Could you print all the entries exactly?
++++++++++
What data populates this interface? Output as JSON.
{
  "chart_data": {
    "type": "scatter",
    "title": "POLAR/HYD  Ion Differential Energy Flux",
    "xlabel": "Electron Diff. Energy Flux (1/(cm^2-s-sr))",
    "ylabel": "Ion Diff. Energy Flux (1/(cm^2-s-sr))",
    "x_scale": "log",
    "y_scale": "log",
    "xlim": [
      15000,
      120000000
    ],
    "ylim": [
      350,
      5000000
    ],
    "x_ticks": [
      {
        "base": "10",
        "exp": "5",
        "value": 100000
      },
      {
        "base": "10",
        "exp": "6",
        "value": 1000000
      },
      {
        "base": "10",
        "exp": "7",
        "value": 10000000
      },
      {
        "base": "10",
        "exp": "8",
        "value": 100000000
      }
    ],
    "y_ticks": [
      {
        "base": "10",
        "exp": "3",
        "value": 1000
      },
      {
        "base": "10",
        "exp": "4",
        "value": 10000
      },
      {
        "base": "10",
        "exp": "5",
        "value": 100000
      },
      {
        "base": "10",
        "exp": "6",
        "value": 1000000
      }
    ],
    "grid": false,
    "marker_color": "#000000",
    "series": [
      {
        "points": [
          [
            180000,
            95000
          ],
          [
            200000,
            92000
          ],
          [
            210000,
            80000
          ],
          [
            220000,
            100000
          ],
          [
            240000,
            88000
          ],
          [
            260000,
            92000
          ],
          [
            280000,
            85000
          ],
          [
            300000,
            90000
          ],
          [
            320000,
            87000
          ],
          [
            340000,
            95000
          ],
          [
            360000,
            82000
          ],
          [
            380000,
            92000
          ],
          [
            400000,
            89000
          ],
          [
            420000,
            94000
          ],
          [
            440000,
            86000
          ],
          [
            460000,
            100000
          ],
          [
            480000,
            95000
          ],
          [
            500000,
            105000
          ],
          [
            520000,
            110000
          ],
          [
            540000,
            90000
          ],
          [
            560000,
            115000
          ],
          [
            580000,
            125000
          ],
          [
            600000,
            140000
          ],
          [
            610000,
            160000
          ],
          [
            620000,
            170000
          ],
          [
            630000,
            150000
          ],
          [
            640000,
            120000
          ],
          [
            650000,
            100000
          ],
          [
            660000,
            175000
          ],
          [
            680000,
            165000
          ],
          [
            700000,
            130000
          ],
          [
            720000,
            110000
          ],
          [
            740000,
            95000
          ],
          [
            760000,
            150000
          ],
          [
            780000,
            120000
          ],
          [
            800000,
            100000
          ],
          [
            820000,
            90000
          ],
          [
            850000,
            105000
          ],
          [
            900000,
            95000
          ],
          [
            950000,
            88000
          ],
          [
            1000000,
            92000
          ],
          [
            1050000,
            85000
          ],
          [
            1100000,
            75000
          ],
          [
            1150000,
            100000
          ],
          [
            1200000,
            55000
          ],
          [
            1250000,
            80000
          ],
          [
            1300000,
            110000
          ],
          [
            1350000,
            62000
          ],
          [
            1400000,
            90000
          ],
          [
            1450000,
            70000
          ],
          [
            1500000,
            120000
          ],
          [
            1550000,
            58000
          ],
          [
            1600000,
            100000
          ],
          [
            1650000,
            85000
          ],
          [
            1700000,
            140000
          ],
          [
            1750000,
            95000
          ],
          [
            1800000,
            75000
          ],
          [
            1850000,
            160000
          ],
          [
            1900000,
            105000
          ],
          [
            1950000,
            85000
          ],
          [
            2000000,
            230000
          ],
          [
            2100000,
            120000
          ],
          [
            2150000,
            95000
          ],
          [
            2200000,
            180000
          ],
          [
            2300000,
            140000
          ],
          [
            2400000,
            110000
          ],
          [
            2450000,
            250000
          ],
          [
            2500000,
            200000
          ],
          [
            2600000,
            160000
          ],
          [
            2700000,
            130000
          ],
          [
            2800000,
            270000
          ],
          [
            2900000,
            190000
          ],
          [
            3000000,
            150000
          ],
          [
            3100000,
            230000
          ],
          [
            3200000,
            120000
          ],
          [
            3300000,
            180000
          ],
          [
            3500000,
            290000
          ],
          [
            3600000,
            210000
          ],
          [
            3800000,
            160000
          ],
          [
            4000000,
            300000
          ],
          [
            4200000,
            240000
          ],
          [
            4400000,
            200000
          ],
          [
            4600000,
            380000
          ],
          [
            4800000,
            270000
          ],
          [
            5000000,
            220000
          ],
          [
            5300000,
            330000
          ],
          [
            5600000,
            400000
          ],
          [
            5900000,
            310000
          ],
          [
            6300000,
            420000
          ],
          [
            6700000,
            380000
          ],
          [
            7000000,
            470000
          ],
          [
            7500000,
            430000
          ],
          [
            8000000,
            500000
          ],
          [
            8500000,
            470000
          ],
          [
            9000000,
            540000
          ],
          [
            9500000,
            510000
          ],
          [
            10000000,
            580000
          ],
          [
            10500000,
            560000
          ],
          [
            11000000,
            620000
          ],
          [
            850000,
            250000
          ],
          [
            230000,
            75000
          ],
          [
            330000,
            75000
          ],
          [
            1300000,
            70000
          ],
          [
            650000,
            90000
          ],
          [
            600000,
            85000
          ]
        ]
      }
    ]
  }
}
++++++++++
> _Output of the task_
What data populates this interface? Output as JSON.
{
  "chart_data": {
    "type": "scatter",
    "title": "POLAR/HYD  Ion Differential Energy Flux",
    "xlabel": "Electron Diff. Energy Flux (1/(cm^2-s-sr))",
    "ylabel": "Ion Diff. Energy Flux (1/(cm^2-s-sr))",
    "x_scale": "log",
    "y_scale": "log",
    "xlim": [
      15000,
      120000000
    ],
    "ylim": [
      350,
      5000000
    ],
    "x_ticks": [
      {
        "base": "10",
        "exp": "5",
        "value": 100000
      },
      {
        "base": "10",
        "exp": "6",
        "value": 1000000
      },
      {
        "base": "10",
        "exp": "7",
        "value": 10000000
      },
      {
        "base": "10",
        "exp": "8",
        "value": 100000000
      }
    ],
    "y_ticks": [
      {
        "base": "10",
        "exp": "3",
        "value": 1000
      },
      {
        "base": "10",
        "exp": "4",
        "value": 10000
      },
      {
        "base": "10",
        "exp": "5",
        "value": 100000
      },
      {
        "base": "10",
        "exp": "6",
        "value": 1000000
      }
    ],
    "grid": false,
    "marker_color": "#000000",
    "series": [
      {
        "points": [
          [
            180000,
            95000
          ],
          [
            200000,
            92000
          ],
          [
            210000,
            80000
          ],
          [
            220000,
            100000
          ],
          [
            240000,
            88000
          ],
          [
            260000,
            92000
          ],
          [
            280000,
            85000
          ],
          [
            300000,
            90000
          ],
          [
            320000,
            87000
          ],
          [
            340000,
            95000
          ],
          [
            360000,
            82000
          ],
          [
            380000,
            92000
          ],
          [
            400000,
            89000
          ],
          [
            420000,
            94000
          ],
          [
            440000,
            86000
          ],
          [
            460000,
            100000
          ],
          [
            480000,
            95000
          ],
          [
            500000,
            105000
          ],
          [
            520000,
            110000
          ],
          [
            540000,
            90000
          ],
          [
            560000,
            115000
          ],
          [
            580000,
            125000
          ],
          [
            600000,
            140000
          ],
          [
            610000,
            160000
          ],
          [
            620000,
            170000
          ],
          [
            630000,
            150000
          ],
          [
            640000,
            120000
          ],
          [
            650000,
            100000
          ],
          [
            660000,
            175000
          ],
          [
            680000,
            165000
          ],
          [
            700000,
            130000
          ],
          [
            720000,
            110000
          ],
          [
            740000,
            95000
          ],
          [
            760000,
            150000
          ],
          [
            780000,
            120000
          ],
          [
            800000,
            100000
          ],
          [
            820000,
            90000
          ],
          [
            850000,
            105000
          ],
          [
            900000,
            95000
          ],
          [
            950000,
            88000
          ],
          [
            1000000,
            92000
          ],
          [
            1050000,
            85000
          ],
          [
            1100000,
            75000
          ],
          [
            1150000,
            100000
          ],
          [
            1200000,
            55000
          ],
          [
            1250000,
            80000
          ],
          [
            1300000,
            110000
          ],
          [
            1350000,
            62000
          ],
          [
            1400000,
            90000
          ],
          [
            1450000,
            70000
          ],
          [
            1500000,
            120000
          ],
          [
            1550000,
            58000
          ],
          [
            1600000,
            100000
          ],
          [
            1650000,
            85000
          ],
          [
            1700000,
            140000
          ],
          [
            1750000,
            95000
          ],
          [
            1800000,
            75000
          ],
          [
            1850000,
            160000
          ],
          [
            1900000,
            105000
          ],
          [
            1950000,
            85000
          ],
          [
            2000000,
            230000
          ],
          [
            2100000,
            120000
          ],
          [
            2150000,
            95000
          ],
          [
            2200000,
            180000
          ],
          [
            2300000,
            140000
          ],
          [
            2400000,
            110000
          ],
          [
            2450000,
            250000
          ],
          [
            2500000,
            200000
          ],
          [
            2600000,
            160000
          ],
          [
            2700000,
            130000
          ],
          [
            2800000,
            270000
          ],
          [
            2900000,
            190000
          ],
          [
            3000000,
            150000
          ],
          [
            3100000,
            230000
          ],
          [
            3200000,
            120000
          ],
          [
            3300000,
            180000
          ],
          [
            3500000,
            290000
          ],
          [
            3600000,
            210000
          ],
          [
            3800000,
            160000
          ],
          [
            4000000,
            300000
          ],
          [
            4200000,
            240000
          ],
          [
            4400000,
            200000
          ],
          [
            4600000,
            380000
          ],
          [
            4800000,
            270000
          ],
          [
            5000000,
            220000
          ],
          [
            5300000,
            330000
          ],
          [
            5600000,
            400000
          ],
          [
            5900000,
            310000
          ],
          [
            6300000,
            420000
          ],
          [
            6700000,
            380000
          ],
          [
            7000000,
            470000
          ],
          [
            7500000,
            430000
          ],
          [
            8000000,
            500000
          ],
          [
            8500000,
            470000
          ],
          [
            9000000,
            540000
          ],
          [
            9500000,
            510000
          ],
          [
            10000000,
            580000
          ],
          [
            10500000,
            560000
          ],
          [
            11000000,
            620000
          ],
          [
            850000,
            250000
          ],
          [
            230000,
            75000
          ],
          [
            330000,
            75000
          ],
          [
            1300000,
            70000
          ],
          [
            650000,
            90000
          ],
          [
            600000,
            85000
          ]
        ]
      }
    ]
  }
}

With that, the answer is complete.